Check every line of the entries that follow, and copy the ones containing "Instrument".

Extracted records:

<<<<

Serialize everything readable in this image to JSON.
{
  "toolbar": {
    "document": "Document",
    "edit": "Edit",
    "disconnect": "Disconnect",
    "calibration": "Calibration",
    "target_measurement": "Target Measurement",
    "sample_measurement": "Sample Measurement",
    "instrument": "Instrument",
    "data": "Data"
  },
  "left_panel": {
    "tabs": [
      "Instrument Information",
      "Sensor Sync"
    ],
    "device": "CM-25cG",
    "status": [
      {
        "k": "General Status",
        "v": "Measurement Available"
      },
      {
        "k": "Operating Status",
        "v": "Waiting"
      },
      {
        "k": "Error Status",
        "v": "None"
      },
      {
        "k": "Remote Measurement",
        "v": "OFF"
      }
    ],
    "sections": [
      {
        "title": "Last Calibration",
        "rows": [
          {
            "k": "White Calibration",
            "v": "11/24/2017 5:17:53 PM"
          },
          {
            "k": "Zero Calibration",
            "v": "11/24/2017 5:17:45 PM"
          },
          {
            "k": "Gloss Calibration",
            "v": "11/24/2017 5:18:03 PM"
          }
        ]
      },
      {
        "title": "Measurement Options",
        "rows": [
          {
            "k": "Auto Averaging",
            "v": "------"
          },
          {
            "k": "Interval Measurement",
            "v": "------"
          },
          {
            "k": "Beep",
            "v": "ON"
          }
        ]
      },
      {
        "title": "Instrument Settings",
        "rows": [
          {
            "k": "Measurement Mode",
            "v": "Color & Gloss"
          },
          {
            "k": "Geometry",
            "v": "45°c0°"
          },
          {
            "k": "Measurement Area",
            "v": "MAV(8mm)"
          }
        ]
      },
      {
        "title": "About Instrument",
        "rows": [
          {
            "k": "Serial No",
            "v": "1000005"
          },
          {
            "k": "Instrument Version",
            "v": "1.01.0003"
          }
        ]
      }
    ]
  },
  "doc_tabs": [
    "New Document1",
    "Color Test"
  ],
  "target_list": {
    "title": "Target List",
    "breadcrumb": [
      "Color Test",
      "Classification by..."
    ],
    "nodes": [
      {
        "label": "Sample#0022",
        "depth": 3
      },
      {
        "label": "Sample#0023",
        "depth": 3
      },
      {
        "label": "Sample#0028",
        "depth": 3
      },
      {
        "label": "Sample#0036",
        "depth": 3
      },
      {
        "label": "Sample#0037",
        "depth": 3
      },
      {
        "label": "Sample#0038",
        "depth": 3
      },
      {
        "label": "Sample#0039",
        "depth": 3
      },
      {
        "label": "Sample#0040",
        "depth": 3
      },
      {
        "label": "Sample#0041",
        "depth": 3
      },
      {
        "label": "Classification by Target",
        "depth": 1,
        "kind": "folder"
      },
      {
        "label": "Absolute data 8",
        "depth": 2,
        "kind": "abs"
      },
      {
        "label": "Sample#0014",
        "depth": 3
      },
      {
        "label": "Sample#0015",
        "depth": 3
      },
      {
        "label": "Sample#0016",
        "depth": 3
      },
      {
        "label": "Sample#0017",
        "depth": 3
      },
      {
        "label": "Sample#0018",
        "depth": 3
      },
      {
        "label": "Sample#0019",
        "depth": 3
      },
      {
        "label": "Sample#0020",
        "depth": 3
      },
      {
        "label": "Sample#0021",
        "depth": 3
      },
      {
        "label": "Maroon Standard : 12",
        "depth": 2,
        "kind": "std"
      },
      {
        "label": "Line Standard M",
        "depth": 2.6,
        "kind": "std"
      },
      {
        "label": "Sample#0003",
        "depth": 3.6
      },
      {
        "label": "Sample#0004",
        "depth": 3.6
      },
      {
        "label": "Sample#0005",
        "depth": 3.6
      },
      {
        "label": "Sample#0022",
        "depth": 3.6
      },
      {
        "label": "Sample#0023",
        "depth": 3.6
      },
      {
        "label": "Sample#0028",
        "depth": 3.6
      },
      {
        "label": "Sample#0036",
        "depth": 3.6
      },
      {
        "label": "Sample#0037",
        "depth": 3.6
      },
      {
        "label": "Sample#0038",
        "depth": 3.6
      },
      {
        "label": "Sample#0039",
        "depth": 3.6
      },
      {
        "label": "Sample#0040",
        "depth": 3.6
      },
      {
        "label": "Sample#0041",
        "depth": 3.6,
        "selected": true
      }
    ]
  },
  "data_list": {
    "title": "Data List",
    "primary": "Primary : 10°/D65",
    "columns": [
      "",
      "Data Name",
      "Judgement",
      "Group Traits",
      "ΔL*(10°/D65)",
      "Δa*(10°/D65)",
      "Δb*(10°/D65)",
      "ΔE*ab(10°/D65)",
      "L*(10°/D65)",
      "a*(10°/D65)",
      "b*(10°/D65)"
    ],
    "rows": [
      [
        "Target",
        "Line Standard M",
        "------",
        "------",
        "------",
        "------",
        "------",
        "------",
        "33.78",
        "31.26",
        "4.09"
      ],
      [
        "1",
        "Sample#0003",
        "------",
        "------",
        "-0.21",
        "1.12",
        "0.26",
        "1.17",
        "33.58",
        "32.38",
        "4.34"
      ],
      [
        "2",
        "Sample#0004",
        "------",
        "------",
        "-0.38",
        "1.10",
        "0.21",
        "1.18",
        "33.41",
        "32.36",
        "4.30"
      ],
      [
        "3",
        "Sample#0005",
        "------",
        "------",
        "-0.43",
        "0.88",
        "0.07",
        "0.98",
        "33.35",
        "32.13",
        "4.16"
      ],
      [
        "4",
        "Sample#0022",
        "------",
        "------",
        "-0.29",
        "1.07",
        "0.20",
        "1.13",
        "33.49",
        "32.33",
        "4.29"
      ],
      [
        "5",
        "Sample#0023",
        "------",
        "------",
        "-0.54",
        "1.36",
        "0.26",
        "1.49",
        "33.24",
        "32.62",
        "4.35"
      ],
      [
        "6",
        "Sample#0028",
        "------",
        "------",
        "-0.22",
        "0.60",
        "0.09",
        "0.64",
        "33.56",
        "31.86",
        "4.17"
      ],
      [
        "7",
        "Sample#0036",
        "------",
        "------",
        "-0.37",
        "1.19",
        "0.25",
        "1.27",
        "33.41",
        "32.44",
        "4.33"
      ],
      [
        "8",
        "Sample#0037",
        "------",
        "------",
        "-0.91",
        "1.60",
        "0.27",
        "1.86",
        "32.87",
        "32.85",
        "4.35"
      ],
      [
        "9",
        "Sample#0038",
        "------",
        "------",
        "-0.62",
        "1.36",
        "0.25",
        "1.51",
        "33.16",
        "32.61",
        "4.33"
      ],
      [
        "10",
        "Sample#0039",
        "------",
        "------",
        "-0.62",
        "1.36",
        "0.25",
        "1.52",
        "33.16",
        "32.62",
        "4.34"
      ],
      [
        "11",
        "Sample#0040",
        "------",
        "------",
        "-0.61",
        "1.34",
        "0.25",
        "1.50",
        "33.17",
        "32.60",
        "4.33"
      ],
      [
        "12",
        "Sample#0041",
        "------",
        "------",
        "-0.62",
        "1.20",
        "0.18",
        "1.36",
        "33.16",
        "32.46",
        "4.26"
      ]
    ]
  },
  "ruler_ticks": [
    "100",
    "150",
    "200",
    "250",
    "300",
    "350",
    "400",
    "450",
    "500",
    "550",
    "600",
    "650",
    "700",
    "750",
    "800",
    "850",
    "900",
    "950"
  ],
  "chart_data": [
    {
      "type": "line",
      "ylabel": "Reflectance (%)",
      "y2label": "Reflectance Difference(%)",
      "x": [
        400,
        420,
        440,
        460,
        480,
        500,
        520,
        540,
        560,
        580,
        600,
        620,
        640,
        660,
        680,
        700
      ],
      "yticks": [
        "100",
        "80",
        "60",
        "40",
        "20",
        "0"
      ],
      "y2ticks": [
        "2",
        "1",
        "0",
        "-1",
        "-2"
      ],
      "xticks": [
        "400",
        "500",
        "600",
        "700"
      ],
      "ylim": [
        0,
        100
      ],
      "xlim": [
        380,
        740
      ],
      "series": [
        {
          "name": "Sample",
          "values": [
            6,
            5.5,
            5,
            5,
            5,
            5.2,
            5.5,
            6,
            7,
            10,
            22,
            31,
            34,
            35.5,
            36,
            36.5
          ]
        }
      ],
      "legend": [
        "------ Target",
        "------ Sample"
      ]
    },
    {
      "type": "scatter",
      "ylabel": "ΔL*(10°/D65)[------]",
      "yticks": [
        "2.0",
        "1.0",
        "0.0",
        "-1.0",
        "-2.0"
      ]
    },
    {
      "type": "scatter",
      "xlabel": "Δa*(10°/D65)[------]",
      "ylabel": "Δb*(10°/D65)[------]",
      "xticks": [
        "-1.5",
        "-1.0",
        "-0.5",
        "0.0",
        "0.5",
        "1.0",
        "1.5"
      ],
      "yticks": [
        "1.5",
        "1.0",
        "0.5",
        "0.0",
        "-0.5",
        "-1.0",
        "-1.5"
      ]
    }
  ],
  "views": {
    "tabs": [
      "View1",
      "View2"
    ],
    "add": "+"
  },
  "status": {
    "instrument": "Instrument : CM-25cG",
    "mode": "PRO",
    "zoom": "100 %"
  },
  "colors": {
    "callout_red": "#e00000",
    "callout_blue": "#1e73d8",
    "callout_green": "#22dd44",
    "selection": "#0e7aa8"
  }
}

>>>>

= Correct result =
    "instrument": "Instrument",
      "Instrument Information",
        "title": "Instrument Settings",
        "title": "About Instrument",
            "k": "Instrument Version",
    "instrument": "Instrument : CM-25cG",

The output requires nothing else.